++++ RAW RECORDS ++++

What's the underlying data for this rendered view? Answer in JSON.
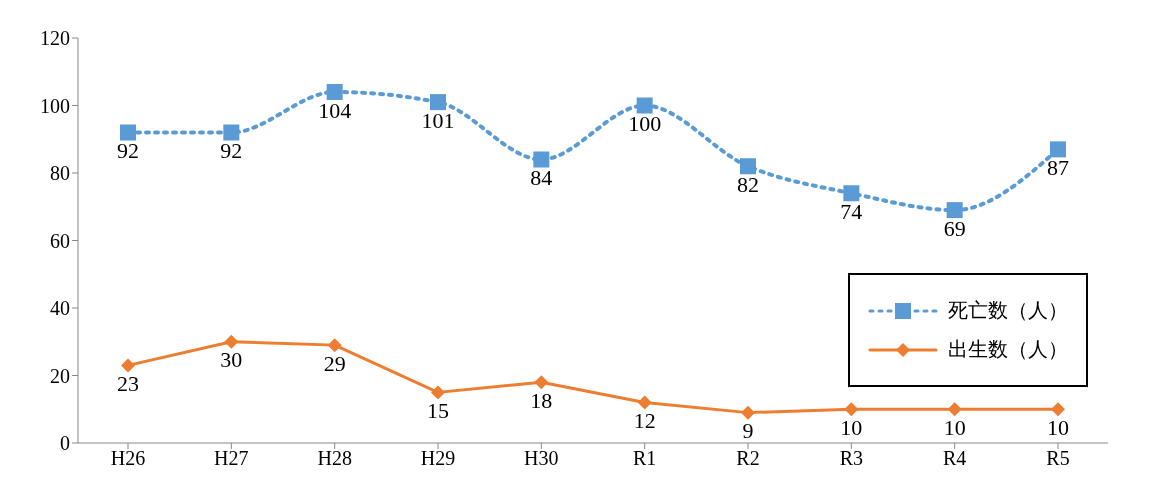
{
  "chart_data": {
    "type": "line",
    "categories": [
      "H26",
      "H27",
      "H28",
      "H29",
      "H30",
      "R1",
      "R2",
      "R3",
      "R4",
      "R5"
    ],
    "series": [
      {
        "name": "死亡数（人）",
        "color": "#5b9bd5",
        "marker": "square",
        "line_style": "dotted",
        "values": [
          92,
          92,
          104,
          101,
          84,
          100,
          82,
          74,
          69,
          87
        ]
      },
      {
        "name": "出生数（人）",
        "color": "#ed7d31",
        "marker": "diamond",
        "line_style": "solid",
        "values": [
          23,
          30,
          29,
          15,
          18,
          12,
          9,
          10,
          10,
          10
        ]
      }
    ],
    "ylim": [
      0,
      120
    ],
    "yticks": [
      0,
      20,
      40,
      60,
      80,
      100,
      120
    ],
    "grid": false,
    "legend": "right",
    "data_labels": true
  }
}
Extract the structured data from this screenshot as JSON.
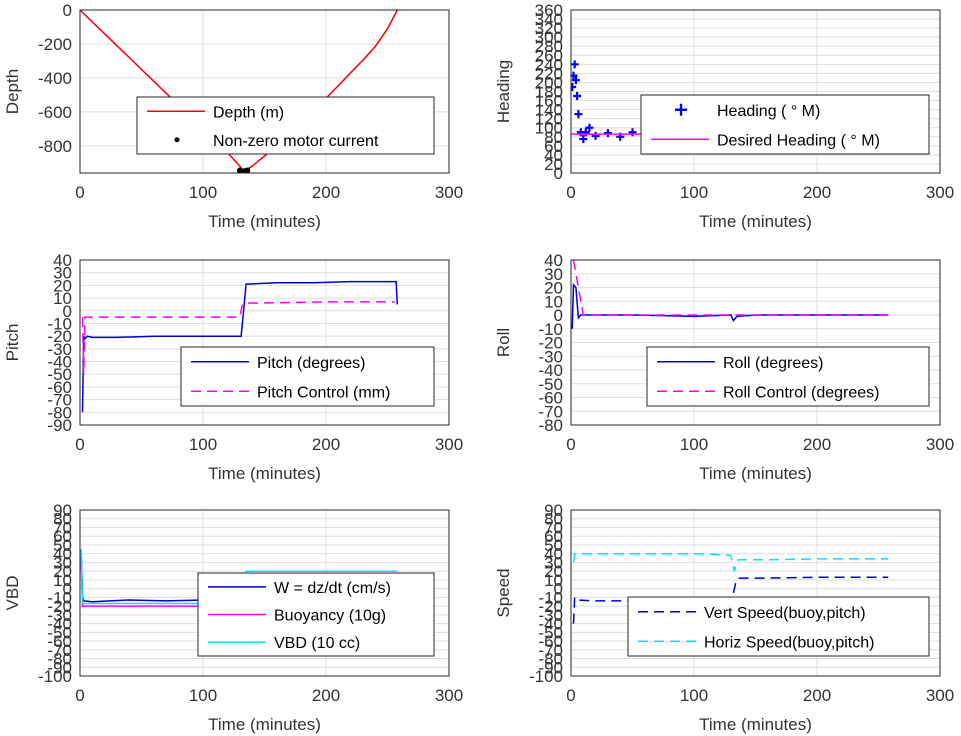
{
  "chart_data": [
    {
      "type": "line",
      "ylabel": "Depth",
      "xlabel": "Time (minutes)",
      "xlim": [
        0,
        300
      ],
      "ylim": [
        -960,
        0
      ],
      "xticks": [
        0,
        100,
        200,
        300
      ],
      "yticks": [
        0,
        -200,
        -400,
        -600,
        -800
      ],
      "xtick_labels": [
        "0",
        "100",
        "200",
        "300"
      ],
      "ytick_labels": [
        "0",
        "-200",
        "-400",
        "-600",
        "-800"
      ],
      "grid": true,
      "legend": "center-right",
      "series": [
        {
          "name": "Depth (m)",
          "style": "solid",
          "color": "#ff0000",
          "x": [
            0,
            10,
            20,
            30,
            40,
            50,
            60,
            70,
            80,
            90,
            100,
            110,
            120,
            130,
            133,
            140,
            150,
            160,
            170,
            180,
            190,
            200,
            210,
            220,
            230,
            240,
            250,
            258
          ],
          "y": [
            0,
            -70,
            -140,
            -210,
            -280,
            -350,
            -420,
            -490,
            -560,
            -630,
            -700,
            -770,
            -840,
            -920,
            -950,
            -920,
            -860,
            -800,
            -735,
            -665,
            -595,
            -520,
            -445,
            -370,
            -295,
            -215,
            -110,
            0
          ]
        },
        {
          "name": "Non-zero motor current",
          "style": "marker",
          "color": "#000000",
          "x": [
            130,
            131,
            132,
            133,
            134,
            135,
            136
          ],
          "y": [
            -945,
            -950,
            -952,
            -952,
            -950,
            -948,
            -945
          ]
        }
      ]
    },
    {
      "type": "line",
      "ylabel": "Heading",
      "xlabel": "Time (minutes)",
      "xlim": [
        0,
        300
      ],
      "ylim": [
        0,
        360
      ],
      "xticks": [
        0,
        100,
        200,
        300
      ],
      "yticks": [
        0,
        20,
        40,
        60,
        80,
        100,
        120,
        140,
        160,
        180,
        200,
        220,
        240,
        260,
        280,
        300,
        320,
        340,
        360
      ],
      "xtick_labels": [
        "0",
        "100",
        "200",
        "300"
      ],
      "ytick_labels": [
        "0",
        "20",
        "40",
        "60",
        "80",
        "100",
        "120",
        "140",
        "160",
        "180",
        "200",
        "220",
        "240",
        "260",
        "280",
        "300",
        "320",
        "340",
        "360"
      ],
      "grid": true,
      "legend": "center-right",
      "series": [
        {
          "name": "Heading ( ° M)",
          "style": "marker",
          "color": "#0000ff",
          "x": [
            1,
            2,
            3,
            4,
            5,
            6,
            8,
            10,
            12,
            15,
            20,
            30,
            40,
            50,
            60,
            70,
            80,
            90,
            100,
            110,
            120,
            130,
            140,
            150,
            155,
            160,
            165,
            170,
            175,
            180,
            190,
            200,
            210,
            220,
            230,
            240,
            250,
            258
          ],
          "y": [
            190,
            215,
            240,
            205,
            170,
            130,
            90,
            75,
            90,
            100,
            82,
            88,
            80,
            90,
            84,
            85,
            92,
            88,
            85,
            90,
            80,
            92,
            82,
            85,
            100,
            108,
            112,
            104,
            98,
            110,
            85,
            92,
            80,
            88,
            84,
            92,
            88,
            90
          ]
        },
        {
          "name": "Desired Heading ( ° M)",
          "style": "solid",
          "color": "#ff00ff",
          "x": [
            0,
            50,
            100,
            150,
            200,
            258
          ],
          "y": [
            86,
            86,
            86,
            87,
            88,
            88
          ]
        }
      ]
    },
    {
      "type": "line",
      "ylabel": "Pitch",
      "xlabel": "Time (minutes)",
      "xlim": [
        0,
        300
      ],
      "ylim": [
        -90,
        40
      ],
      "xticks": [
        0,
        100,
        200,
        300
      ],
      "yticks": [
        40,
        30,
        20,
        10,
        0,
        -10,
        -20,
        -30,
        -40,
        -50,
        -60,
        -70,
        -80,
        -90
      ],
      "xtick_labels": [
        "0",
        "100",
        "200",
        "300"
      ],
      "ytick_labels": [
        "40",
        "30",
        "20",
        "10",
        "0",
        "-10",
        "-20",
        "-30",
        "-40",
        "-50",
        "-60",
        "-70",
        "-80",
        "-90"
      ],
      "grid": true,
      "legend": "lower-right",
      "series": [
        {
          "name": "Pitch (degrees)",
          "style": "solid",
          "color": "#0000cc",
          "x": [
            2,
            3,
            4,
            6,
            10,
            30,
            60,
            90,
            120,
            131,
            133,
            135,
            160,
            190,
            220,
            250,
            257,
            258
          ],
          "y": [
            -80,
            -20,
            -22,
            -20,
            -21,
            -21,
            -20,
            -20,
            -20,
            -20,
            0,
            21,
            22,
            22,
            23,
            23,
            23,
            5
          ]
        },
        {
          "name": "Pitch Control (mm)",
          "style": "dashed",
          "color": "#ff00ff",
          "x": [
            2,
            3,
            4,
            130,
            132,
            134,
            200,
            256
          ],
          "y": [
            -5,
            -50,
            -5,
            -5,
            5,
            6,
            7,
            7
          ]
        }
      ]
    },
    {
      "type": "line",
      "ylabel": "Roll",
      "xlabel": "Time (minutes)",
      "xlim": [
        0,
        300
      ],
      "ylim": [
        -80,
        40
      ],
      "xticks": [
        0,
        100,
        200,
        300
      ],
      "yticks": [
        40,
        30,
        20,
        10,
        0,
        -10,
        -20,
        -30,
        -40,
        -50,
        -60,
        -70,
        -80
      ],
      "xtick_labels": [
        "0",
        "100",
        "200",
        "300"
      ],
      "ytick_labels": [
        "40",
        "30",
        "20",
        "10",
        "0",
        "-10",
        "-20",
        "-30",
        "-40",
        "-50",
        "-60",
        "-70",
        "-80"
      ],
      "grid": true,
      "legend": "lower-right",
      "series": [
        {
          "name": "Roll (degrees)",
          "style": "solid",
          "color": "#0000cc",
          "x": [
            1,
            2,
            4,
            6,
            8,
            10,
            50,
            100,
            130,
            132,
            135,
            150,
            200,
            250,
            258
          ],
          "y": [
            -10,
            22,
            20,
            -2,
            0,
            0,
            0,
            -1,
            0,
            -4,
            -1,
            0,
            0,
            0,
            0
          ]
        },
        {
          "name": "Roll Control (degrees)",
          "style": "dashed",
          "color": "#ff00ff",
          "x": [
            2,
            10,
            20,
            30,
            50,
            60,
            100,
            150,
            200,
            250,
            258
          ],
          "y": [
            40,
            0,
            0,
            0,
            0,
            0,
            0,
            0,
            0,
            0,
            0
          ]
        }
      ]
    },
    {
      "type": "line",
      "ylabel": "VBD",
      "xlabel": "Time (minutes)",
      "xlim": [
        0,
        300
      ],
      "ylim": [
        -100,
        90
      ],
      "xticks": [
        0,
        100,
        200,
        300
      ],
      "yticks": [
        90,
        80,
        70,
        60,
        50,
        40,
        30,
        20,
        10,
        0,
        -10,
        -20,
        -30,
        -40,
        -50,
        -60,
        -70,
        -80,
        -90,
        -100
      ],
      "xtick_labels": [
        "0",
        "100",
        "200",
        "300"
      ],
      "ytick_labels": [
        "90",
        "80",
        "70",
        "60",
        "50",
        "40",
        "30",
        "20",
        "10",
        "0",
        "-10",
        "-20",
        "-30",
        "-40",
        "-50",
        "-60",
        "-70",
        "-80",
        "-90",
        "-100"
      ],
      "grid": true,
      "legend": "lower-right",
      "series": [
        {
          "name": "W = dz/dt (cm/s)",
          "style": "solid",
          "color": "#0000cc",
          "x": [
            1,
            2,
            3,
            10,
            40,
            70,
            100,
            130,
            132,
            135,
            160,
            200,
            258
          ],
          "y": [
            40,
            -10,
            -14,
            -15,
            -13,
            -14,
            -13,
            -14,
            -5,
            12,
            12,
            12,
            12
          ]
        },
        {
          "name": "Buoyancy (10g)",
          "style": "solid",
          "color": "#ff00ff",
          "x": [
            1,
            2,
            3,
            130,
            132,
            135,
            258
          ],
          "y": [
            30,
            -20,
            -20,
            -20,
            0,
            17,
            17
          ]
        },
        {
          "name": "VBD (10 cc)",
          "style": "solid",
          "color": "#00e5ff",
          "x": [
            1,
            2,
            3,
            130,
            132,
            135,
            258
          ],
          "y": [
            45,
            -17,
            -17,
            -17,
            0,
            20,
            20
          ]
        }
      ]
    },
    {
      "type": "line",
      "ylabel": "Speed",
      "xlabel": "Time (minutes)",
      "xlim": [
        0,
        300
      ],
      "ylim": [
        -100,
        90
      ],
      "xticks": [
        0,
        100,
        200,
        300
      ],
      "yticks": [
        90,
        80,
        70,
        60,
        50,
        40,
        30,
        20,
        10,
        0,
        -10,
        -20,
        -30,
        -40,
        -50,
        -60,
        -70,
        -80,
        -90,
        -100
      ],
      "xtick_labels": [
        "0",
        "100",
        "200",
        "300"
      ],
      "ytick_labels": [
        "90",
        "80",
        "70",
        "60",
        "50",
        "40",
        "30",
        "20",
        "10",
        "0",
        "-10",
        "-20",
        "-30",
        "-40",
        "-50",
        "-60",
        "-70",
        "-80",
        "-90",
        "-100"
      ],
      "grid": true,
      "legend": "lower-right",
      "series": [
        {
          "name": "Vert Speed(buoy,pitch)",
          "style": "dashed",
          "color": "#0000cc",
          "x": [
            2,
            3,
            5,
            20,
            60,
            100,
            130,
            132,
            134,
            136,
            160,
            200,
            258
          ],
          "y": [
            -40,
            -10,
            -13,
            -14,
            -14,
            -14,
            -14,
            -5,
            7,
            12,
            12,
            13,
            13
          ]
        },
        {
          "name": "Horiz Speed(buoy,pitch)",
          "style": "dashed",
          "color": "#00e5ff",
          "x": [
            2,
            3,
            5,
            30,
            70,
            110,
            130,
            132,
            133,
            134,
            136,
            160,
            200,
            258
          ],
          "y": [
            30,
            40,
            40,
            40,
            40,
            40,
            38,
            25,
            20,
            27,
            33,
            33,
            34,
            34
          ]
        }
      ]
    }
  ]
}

++++

[EXERCISE REQUIREMENTS] Reply with one number only, the count of lines above that hold the string "Heading".

[OUTPUT BELOW] 3